# Records shown:
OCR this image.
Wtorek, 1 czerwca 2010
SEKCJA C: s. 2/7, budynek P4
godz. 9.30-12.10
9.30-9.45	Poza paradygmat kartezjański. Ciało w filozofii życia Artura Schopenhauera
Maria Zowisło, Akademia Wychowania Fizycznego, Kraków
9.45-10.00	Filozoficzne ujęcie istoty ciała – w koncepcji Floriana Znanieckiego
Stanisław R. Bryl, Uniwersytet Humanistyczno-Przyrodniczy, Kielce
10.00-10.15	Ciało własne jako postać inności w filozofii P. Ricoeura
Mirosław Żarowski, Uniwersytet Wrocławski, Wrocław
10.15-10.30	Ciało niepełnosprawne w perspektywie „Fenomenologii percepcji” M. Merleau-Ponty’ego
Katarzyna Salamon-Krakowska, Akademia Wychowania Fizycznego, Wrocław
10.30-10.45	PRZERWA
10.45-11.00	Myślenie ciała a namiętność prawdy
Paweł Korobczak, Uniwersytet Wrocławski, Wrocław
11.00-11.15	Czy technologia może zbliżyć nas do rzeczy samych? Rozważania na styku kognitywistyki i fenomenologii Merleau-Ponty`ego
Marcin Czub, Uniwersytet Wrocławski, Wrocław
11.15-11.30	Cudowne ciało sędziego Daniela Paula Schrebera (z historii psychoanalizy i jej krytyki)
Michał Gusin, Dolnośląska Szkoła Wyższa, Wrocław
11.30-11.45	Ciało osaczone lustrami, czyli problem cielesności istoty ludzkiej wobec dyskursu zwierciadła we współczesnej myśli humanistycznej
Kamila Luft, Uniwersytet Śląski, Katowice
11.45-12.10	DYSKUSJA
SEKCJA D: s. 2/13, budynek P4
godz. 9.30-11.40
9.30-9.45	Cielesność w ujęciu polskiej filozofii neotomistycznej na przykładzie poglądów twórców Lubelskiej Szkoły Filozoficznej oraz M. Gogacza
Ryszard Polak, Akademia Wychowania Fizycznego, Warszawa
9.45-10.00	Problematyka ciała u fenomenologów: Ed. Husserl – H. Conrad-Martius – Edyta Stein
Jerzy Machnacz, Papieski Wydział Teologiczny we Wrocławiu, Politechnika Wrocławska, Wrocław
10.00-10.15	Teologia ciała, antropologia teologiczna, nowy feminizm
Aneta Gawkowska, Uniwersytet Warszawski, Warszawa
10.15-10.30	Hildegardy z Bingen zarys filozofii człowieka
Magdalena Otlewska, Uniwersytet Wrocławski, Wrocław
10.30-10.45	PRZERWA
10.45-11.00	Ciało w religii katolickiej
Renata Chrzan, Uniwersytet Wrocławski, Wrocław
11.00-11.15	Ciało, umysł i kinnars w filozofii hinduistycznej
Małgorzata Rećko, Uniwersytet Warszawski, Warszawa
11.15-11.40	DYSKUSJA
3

# Goal of the exercise:
Return all the lines that contain the string "filozofii".

# Answer to the exercise:
9.30-9.45	Poza paradygmat kartezjański. Ciało w filozofii życia Artura Schopenhauera
10.00-10.15	Ciało własne jako postać inności w filozofii P. Ricoeura
9.30-9.45	Cielesność w ujęciu polskiej filozofii neotomistycznej na przykładzie poglądów twórców Lubelskiej Szkoły Filozoficznej oraz M. Gogacza
10.15-10.30	Hildegardy z Bingen zarys filozofii człowieka
11.00-11.15	Ciało, umysł i kinnars w filozofii hinduistycznej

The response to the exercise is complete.